• Dataset items:
================

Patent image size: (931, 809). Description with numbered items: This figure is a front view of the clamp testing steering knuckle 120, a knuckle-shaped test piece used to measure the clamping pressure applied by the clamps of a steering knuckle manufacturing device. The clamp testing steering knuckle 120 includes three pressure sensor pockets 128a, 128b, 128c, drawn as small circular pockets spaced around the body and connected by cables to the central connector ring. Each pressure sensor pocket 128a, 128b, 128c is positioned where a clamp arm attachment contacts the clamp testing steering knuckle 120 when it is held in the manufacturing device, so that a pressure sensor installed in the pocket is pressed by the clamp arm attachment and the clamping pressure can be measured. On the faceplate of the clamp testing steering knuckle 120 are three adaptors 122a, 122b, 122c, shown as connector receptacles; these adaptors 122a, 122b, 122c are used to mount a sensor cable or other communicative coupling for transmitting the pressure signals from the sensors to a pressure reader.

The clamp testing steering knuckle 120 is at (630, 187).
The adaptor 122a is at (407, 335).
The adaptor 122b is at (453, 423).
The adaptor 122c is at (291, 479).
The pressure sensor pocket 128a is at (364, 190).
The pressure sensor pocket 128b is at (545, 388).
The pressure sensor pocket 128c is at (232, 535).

================

Reproduce every line of the items above verbatim, leaving nothing out.

• Correct output:
Patent image size: (931, 809). Description with numbered items: This figure is a front view of the clamp testing steering knuckle 120, a knuckle-shaped test piece used to measure the clamping pressure applied by the clamps of a steering knuckle manufacturing device. The clamp testing steering knuckle 120 includes three pressure sensor pockets 128a, 128b, 128c, drawn as small circular pockets spaced around the body and connected by cables to the central connector ring. Each pressure sensor pocket 128a, 128b, 128c is positioned where a clamp arm attachment contacts the clamp testing steering knuckle 120 when it is held in the manufacturing device, so that a pressure sensor installed in the pocket is pressed by the clamp arm attachment and the clamping pressure can be measured. On the faceplate of the clamp testing steering knuckle 120 are three adaptors 122a, 122b, 122c, shown as connector receptacles; these adaptors 122a, 122b, 122c are used to mount a sensor cable or other communicative coupling for transmitting the pressure signals from the sensors to a pressure reader.

The clamp testing steering knuckle 120 is at (630, 187).
The adaptor 122a is at (407, 335).
The adaptor 122b is at (453, 423).
The adaptor 122c is at (291, 479).
The pressure sensor pocket 128a is at (364, 190).
The pressure sensor pocket 128b is at (545, 388).
The pressure sensor pocket 128c is at (232, 535).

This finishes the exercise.